### [The problem]
Copy out each line that has "Ejecutar" in it.

>> BEGIN Task inputs

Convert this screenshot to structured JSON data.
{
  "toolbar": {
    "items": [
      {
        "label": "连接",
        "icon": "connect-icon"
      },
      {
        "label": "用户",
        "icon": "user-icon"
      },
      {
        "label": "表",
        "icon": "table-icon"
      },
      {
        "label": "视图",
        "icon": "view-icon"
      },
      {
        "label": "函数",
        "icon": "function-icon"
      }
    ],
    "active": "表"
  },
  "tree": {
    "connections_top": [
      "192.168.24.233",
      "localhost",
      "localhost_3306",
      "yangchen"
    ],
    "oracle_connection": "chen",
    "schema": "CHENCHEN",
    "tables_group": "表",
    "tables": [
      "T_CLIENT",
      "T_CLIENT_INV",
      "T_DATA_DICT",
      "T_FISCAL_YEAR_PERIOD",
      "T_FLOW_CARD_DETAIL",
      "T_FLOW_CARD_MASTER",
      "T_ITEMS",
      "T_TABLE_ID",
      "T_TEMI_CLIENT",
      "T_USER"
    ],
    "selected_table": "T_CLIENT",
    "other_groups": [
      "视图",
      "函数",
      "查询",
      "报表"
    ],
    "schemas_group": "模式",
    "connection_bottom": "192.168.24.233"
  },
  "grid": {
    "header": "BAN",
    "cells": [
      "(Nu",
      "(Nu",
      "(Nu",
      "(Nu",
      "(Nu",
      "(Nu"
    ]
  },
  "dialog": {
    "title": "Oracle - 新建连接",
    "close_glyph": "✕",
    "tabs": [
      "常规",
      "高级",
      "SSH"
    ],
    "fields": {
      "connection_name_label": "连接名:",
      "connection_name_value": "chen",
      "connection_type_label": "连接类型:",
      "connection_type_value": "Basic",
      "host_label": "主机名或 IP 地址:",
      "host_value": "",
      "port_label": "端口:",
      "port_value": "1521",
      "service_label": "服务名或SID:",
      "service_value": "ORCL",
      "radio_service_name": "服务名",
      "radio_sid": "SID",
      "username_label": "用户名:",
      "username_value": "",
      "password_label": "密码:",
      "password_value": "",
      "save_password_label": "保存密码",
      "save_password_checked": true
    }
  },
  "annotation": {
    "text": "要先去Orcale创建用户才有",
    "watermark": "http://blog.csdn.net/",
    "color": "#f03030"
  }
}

>> END Task inputs
>> BEGIN Task inputs

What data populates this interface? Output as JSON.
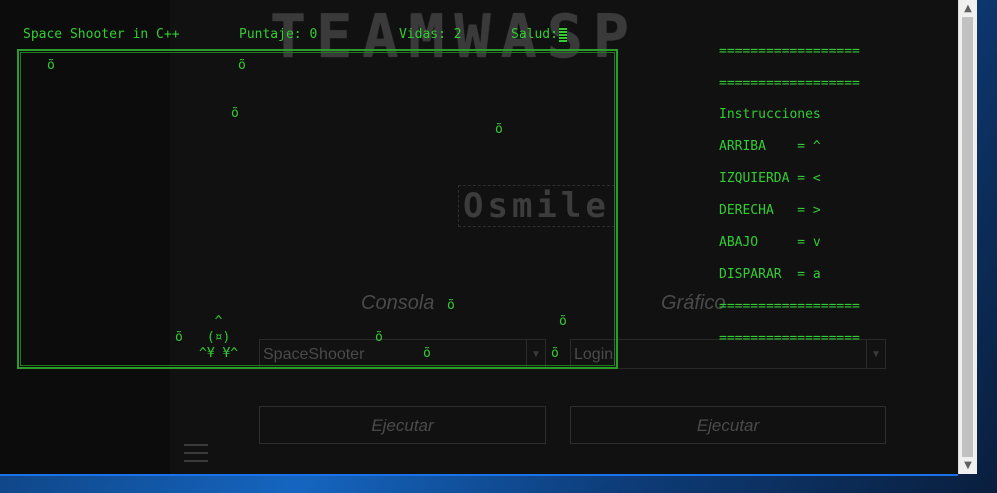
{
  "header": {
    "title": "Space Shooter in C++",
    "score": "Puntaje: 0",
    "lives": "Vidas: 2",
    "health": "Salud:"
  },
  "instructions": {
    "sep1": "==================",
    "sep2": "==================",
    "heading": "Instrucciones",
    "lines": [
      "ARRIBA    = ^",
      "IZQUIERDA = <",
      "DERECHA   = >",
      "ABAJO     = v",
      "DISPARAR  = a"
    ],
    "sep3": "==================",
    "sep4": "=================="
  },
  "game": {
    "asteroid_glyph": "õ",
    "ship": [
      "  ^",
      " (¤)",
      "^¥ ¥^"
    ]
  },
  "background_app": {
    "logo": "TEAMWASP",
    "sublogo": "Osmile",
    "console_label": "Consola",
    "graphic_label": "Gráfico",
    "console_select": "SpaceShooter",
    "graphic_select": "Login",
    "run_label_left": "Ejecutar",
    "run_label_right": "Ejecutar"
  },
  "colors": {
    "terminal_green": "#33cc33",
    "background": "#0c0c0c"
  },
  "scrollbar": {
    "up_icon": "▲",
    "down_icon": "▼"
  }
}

>> END Task inputs

### [Complete response]
    "run_label_left": "Ejecutar",
    "run_label_right": "Ejecutar"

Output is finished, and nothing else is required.